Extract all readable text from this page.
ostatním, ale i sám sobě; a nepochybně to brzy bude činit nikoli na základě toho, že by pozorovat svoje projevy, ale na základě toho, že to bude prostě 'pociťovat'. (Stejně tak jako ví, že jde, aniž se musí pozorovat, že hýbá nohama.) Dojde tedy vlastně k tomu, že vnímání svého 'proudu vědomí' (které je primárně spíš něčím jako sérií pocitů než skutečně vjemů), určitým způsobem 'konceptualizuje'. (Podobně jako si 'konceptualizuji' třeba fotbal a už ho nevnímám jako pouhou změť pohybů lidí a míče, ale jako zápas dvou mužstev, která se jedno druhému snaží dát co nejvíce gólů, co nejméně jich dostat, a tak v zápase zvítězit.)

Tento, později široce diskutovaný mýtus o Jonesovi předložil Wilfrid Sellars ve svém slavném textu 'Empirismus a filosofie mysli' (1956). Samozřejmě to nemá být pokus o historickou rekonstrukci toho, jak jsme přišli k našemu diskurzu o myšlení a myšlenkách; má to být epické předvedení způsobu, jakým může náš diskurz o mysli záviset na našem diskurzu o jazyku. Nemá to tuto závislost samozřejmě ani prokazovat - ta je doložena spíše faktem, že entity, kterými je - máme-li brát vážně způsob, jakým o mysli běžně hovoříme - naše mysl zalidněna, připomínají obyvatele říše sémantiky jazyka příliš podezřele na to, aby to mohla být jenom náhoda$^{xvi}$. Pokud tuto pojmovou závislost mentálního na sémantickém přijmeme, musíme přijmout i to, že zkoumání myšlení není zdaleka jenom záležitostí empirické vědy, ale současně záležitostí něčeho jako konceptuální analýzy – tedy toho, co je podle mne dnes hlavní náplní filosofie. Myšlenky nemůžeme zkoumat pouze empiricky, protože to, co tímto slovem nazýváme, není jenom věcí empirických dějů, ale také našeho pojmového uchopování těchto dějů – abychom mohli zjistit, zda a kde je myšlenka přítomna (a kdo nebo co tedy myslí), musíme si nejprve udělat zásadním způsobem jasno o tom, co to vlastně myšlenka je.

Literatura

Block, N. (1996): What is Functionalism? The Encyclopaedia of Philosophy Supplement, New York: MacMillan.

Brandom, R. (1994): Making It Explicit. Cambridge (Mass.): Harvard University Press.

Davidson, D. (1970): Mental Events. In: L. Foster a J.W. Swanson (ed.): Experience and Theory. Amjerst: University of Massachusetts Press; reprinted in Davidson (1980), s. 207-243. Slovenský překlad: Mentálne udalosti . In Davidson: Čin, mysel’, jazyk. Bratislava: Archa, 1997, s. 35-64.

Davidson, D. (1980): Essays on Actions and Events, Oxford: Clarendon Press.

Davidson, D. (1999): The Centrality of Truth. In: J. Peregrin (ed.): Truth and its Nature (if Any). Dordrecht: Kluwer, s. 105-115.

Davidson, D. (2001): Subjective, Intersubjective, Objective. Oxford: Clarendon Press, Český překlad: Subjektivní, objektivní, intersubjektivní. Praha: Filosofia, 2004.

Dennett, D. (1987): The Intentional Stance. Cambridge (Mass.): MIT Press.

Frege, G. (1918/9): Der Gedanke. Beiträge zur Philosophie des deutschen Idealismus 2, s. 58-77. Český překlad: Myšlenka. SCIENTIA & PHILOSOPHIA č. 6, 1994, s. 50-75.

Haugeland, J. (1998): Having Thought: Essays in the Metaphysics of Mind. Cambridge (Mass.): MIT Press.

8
----------
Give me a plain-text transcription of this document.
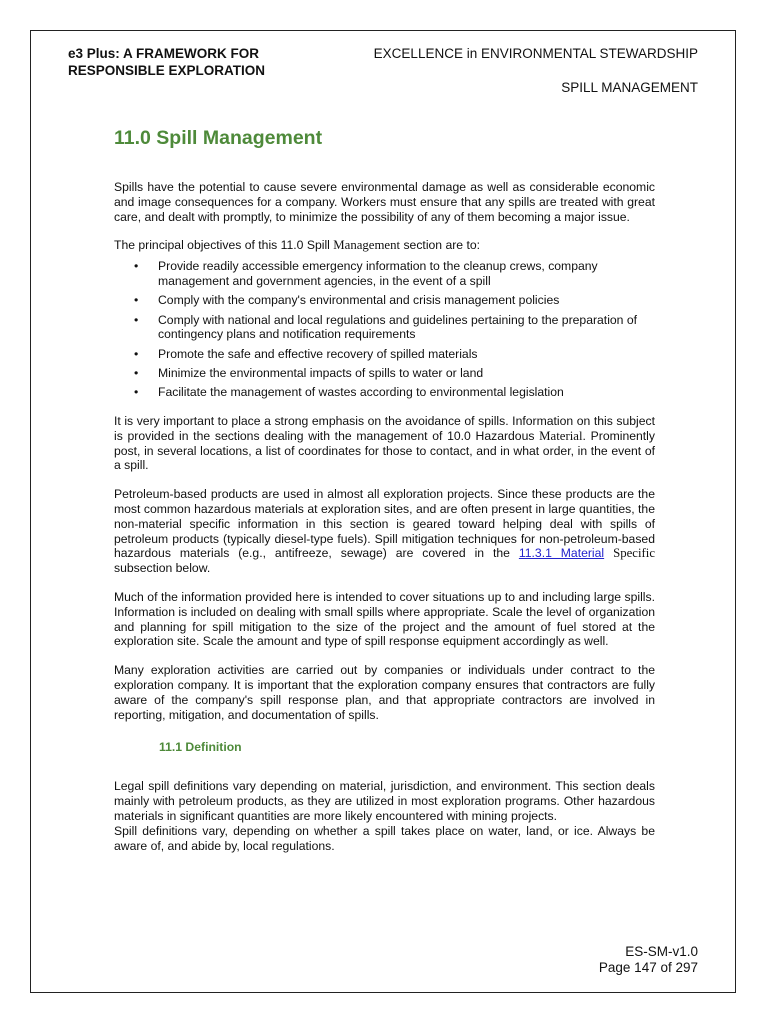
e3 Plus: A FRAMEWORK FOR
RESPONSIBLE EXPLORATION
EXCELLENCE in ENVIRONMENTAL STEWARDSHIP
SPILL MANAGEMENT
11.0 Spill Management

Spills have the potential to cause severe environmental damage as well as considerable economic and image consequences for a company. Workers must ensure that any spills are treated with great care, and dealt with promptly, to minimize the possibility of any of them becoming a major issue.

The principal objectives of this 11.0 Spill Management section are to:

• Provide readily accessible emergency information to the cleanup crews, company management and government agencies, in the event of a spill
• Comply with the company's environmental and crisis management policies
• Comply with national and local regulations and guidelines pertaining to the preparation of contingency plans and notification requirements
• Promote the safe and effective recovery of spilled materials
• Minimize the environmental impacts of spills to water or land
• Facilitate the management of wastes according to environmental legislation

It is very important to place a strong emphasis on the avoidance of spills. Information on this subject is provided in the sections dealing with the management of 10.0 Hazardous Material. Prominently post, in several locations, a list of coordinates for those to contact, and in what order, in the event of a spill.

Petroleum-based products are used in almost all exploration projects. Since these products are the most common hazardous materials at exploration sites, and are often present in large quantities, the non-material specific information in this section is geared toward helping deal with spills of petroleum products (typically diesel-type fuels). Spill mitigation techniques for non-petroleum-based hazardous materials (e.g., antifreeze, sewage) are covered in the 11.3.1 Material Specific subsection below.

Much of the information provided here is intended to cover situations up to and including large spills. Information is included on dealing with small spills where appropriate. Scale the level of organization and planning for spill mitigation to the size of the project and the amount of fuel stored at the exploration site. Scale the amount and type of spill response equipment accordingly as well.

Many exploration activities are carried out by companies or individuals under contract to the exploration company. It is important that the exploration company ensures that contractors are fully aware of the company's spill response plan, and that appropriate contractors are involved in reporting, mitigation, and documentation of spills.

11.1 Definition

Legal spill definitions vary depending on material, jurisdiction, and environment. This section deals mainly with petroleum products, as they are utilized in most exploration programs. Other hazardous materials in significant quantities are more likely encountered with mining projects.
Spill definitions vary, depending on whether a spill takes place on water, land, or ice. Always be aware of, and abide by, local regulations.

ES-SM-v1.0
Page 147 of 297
----------
## REQUIREMENT:
Respond with nothing but the number of lines in the entries that contain the string "University".

## WRITTEN ANSWER:
2